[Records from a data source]
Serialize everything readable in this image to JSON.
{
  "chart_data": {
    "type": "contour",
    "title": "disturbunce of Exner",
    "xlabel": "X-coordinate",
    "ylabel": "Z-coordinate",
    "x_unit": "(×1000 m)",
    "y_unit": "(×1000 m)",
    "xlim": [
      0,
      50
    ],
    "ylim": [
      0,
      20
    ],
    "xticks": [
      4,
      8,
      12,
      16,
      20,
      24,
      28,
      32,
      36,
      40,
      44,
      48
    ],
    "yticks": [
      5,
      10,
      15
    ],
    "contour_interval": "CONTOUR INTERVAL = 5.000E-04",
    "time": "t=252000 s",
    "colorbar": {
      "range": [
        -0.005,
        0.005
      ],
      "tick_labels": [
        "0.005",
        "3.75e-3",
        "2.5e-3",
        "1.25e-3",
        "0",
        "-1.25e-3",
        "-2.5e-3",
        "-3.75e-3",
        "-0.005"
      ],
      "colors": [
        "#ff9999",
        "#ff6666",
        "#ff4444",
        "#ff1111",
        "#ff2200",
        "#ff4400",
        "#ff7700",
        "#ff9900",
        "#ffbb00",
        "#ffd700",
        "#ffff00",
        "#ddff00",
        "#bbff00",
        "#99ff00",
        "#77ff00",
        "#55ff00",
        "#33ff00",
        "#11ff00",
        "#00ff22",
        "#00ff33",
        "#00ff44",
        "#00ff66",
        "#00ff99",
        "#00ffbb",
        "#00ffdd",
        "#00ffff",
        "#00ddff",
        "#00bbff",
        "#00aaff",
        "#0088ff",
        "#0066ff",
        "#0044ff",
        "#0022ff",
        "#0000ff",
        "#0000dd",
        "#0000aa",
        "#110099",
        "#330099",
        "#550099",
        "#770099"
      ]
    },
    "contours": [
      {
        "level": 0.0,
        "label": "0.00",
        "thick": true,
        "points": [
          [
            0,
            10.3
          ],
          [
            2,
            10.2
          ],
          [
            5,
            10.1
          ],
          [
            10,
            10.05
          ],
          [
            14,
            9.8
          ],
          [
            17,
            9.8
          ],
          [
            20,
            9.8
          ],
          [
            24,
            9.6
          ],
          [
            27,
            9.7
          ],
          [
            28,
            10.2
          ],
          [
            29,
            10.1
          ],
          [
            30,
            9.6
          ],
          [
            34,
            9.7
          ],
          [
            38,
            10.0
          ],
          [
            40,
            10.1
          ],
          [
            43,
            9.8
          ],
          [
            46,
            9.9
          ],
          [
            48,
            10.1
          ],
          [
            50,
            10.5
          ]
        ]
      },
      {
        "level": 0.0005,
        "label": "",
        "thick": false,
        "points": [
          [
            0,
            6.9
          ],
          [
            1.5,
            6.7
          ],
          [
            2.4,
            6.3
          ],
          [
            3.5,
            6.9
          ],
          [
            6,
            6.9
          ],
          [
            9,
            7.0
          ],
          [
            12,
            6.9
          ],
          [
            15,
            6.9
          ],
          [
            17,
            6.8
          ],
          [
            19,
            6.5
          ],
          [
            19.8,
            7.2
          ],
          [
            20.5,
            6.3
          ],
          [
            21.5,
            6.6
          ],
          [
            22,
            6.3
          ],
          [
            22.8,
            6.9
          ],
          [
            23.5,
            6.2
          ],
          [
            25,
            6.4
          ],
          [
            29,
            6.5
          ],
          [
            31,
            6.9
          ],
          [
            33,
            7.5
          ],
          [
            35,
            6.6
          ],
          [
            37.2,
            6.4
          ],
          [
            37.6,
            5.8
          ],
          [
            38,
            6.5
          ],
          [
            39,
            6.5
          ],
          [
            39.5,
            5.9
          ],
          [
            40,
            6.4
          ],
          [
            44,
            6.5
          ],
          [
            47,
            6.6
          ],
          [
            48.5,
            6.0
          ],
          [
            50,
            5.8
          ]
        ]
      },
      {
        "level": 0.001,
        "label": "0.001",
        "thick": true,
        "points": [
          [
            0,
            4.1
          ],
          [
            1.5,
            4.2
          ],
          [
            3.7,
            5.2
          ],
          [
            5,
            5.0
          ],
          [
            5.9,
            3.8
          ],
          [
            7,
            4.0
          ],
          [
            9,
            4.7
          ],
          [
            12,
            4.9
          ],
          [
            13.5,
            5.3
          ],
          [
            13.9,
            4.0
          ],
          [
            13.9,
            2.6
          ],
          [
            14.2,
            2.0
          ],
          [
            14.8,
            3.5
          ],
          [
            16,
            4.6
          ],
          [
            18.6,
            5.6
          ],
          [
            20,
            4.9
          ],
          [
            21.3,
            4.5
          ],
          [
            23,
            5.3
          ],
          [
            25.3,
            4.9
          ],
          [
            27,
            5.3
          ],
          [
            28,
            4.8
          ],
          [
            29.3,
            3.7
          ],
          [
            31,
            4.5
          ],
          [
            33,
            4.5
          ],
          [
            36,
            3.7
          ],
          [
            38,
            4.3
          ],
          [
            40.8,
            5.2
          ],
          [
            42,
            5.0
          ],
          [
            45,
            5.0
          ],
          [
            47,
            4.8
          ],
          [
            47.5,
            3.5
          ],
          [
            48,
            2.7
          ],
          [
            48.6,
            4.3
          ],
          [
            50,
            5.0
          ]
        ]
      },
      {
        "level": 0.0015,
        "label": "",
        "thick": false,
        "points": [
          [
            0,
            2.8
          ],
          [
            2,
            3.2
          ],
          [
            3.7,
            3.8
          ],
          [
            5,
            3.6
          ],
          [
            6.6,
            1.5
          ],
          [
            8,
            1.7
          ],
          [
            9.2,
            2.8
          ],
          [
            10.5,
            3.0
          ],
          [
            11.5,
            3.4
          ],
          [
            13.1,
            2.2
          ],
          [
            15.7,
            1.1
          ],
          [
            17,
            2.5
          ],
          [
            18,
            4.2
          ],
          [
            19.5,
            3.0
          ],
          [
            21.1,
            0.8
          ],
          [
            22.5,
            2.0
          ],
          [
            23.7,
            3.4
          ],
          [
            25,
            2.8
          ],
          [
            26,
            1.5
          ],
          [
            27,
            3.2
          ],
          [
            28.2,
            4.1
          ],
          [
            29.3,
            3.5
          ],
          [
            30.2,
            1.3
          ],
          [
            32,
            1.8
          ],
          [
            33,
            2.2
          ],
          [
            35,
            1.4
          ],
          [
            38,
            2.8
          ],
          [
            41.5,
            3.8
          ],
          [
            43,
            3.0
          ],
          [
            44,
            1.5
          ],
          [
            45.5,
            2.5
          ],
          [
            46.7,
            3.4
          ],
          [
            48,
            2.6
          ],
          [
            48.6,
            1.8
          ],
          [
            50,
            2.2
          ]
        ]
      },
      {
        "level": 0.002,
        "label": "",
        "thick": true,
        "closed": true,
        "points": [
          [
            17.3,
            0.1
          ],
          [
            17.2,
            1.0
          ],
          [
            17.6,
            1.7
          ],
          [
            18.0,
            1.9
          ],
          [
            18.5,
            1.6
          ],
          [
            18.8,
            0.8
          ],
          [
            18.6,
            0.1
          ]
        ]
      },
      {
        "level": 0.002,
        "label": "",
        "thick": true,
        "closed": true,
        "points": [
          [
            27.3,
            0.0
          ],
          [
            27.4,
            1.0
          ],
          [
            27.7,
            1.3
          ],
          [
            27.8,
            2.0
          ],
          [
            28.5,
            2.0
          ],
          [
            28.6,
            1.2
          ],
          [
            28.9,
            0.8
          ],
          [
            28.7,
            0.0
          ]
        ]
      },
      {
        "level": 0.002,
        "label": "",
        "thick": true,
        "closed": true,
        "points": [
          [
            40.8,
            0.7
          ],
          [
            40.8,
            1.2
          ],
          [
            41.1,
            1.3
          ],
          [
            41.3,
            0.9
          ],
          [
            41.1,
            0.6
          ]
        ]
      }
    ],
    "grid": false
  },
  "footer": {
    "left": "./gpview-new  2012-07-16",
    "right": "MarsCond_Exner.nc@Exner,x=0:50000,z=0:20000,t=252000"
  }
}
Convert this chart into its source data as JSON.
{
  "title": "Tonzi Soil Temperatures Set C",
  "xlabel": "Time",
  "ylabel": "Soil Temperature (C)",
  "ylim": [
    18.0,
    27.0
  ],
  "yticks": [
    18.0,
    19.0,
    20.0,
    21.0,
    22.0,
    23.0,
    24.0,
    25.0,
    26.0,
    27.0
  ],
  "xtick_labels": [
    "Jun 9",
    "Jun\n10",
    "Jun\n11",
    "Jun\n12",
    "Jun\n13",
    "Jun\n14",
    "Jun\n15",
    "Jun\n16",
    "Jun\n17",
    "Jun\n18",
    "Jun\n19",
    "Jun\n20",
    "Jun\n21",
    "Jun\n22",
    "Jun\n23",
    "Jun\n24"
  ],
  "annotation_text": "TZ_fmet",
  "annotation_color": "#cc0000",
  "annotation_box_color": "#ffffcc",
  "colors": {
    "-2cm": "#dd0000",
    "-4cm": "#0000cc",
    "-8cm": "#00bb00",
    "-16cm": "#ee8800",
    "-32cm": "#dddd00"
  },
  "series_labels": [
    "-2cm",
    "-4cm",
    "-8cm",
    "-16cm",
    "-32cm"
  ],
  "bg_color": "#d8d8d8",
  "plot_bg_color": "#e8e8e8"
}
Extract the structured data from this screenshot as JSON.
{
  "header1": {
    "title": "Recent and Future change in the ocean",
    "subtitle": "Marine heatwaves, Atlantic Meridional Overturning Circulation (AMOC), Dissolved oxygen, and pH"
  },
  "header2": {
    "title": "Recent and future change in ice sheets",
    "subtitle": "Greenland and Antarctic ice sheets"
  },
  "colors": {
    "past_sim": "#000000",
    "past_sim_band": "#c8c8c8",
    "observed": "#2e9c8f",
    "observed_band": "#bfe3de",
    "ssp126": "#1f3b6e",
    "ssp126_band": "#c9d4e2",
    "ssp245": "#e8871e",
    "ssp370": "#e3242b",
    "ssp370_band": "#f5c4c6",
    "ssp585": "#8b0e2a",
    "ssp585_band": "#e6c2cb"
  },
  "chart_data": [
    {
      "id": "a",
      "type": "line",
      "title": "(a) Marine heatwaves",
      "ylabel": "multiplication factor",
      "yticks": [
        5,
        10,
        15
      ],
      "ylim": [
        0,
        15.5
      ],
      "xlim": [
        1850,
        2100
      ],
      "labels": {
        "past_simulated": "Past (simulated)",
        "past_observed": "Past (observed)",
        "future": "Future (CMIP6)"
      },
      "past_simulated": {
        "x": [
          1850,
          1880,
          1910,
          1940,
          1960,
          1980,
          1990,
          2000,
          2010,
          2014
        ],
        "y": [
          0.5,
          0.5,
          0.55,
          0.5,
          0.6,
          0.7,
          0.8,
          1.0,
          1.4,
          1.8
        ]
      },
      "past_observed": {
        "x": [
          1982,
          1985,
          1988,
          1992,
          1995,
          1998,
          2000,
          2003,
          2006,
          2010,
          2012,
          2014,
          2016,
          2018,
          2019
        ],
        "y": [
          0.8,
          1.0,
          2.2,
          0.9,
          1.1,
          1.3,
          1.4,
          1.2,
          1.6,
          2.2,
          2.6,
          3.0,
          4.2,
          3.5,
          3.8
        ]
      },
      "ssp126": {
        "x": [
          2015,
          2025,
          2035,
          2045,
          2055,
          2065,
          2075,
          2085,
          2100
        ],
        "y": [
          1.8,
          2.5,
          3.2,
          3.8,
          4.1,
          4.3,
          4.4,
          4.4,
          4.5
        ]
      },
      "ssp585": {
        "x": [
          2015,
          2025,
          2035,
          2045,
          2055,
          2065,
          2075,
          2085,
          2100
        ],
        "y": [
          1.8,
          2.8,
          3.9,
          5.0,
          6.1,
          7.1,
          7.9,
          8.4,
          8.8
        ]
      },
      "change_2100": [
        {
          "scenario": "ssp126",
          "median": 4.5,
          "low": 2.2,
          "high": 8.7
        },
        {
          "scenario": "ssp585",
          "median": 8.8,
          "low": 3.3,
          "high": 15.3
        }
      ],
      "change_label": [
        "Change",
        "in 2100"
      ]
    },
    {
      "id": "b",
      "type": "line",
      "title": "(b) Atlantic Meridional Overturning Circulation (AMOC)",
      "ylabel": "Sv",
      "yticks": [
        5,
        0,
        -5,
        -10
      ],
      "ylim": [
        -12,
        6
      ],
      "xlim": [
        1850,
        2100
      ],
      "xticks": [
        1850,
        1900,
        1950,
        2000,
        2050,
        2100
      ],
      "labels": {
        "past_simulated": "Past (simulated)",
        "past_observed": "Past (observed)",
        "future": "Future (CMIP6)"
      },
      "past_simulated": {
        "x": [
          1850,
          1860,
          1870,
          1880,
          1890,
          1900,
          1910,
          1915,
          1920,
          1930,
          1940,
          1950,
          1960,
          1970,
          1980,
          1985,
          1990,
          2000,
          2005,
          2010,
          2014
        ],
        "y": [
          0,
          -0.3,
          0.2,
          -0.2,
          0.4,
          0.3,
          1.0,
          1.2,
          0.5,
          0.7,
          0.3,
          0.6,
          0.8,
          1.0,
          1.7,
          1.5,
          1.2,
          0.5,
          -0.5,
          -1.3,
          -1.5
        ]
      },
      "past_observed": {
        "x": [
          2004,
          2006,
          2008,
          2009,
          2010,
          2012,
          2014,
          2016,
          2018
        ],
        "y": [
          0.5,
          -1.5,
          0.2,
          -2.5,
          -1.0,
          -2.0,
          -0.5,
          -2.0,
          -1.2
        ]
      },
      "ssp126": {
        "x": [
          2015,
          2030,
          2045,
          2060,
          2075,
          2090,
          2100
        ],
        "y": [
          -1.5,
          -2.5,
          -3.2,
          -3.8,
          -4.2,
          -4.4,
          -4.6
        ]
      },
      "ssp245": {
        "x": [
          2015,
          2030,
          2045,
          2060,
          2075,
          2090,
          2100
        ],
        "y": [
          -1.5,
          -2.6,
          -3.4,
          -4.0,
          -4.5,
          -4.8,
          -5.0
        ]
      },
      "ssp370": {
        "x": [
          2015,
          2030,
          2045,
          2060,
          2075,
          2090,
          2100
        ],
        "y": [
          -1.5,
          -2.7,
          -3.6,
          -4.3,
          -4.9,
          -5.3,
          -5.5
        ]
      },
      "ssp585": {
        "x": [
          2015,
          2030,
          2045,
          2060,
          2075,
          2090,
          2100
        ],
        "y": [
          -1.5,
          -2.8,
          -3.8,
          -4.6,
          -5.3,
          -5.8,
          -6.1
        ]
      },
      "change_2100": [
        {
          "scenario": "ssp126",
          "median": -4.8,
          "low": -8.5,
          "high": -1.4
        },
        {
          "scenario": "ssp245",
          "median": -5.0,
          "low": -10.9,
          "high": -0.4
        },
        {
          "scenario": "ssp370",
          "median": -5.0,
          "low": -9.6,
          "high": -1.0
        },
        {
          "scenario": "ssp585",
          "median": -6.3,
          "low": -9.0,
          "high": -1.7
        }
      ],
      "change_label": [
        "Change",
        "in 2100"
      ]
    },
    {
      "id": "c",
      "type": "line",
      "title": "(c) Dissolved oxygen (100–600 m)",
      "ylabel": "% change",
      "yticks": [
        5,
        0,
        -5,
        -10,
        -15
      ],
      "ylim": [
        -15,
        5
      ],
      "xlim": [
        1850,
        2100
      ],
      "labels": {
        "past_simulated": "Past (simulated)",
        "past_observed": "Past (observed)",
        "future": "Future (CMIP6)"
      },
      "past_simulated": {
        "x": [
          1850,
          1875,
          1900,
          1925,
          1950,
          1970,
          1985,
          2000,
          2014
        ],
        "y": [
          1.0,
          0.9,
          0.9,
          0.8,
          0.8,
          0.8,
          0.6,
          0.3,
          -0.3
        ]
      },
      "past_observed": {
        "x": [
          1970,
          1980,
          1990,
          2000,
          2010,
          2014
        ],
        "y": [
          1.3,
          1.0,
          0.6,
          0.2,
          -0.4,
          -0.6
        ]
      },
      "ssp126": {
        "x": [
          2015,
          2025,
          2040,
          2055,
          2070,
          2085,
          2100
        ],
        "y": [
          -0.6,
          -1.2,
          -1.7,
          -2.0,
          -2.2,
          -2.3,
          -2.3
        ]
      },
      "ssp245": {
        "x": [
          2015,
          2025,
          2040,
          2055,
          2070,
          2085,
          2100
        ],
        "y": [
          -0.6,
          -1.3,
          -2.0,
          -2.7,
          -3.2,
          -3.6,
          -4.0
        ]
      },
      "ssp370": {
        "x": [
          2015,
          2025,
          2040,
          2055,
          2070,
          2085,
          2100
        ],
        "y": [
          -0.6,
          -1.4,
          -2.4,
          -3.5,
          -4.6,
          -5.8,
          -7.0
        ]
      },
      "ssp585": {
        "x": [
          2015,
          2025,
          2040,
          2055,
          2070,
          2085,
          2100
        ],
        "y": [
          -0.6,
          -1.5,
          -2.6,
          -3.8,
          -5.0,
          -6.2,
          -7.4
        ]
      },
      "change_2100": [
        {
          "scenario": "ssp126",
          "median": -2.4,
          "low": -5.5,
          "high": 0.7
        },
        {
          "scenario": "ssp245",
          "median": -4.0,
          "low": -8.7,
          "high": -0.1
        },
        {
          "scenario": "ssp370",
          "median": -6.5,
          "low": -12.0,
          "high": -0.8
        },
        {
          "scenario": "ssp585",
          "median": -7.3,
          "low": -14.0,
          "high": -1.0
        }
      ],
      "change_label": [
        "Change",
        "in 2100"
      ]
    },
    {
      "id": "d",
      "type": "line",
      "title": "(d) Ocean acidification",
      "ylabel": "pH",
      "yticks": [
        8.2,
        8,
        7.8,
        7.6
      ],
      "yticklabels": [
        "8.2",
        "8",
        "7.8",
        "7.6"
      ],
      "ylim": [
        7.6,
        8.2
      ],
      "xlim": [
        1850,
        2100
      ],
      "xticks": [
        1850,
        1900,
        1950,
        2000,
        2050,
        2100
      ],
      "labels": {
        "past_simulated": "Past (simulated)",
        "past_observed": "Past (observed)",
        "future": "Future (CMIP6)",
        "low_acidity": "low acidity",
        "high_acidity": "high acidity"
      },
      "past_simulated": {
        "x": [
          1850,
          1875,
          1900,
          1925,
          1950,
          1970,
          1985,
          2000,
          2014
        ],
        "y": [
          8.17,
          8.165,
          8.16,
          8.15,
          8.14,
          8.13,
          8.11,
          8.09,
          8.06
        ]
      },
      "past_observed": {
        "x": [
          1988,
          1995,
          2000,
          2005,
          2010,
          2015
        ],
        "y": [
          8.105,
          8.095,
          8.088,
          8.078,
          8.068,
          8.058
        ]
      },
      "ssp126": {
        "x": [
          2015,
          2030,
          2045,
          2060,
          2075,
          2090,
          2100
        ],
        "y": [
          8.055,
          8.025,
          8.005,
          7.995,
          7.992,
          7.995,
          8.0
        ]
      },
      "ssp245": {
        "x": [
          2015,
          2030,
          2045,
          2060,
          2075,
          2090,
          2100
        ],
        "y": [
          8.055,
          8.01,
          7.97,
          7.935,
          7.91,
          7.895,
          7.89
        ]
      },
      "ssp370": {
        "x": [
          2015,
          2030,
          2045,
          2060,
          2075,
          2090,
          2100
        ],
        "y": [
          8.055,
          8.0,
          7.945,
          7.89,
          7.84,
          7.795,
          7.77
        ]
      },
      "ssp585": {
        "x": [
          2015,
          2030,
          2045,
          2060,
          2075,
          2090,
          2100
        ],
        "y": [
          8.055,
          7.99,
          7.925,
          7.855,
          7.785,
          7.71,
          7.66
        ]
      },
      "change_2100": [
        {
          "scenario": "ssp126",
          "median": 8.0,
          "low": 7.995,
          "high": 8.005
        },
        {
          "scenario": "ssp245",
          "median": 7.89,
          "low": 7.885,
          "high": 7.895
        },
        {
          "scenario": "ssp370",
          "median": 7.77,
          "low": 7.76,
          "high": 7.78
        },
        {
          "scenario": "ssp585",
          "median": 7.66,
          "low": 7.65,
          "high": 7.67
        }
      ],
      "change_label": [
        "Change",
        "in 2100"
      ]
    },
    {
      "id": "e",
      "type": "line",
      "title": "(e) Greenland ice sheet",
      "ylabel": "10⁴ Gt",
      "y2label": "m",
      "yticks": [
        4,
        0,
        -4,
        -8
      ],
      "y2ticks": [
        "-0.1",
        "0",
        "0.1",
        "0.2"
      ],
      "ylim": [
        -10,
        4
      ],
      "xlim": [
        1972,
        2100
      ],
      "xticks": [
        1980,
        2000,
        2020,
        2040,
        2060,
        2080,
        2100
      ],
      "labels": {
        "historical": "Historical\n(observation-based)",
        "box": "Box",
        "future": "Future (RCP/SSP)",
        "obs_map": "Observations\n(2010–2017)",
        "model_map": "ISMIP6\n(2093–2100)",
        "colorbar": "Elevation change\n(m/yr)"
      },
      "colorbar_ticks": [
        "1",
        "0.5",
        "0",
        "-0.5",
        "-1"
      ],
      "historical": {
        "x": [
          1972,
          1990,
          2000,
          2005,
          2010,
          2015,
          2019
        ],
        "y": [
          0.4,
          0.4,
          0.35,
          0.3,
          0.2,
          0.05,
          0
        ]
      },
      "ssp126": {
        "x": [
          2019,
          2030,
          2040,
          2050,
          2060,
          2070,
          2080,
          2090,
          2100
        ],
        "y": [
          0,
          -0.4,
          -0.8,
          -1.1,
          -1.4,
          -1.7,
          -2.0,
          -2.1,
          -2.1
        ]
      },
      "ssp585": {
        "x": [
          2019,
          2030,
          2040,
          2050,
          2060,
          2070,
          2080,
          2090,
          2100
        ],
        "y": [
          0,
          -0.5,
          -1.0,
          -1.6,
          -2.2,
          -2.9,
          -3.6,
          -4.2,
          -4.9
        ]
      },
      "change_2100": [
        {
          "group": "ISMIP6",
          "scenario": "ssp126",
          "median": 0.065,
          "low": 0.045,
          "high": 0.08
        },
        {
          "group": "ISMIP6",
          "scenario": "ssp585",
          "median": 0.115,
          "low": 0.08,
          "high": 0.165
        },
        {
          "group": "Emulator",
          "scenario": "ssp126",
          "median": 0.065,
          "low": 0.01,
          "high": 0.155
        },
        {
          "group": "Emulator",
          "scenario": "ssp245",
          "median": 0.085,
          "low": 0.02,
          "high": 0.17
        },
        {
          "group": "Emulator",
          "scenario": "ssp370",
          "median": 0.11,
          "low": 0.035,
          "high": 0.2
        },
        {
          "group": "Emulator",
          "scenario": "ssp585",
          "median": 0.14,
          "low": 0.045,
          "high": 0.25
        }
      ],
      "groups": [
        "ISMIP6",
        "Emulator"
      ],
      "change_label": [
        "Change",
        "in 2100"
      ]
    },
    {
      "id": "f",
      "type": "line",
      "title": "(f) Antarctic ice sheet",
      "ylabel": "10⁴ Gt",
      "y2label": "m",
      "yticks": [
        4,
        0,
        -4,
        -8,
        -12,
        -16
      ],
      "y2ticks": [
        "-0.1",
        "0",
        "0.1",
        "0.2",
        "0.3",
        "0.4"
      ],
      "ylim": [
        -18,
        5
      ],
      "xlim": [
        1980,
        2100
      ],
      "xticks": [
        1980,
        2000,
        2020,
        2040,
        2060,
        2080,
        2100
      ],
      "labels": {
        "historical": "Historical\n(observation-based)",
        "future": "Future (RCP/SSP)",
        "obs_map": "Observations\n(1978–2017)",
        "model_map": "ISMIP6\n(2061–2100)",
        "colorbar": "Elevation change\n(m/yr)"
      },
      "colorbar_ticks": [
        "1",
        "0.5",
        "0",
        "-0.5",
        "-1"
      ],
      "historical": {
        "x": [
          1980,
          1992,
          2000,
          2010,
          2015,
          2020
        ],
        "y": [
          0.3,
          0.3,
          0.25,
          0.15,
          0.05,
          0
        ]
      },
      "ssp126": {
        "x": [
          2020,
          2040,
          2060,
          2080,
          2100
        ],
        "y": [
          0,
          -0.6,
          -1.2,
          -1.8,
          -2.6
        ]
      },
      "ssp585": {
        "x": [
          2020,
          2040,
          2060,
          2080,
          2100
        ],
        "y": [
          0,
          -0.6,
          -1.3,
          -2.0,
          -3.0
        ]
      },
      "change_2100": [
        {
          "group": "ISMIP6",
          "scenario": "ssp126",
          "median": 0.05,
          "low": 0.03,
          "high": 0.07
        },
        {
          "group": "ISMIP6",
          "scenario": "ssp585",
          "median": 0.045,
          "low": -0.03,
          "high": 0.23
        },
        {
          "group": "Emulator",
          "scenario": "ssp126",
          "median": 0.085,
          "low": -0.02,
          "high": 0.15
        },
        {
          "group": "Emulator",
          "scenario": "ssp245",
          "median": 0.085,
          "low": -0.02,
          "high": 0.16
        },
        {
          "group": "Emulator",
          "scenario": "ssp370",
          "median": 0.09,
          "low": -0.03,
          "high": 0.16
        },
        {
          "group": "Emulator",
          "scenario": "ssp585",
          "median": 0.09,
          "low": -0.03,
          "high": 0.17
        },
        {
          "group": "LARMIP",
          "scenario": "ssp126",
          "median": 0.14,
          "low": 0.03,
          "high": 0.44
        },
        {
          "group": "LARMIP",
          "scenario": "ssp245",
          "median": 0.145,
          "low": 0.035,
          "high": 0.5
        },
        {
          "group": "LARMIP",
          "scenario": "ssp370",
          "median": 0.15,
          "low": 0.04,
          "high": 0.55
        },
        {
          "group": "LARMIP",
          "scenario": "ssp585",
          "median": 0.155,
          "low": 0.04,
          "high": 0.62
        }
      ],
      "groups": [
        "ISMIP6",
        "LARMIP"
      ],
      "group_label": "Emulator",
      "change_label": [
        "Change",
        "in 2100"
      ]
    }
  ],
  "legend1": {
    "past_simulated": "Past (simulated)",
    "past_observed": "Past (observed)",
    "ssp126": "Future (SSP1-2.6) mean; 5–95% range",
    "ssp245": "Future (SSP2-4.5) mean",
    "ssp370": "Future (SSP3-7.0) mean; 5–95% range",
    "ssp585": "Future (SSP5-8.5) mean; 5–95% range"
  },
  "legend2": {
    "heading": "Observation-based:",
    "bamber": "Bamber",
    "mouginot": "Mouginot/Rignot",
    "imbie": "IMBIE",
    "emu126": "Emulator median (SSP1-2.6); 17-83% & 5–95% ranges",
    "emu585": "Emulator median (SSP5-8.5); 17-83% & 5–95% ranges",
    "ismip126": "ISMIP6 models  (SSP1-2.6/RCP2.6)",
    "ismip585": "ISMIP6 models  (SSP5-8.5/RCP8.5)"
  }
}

■ Problem description ■
List the lines of the records where "Exner" occurs.

■ Solution for this exercise ■
    "title": "disturbunce of Exner",
    "right": "MarsCond_Exner.nc@Exner,x=0:50000,z=0:20000,t=252000"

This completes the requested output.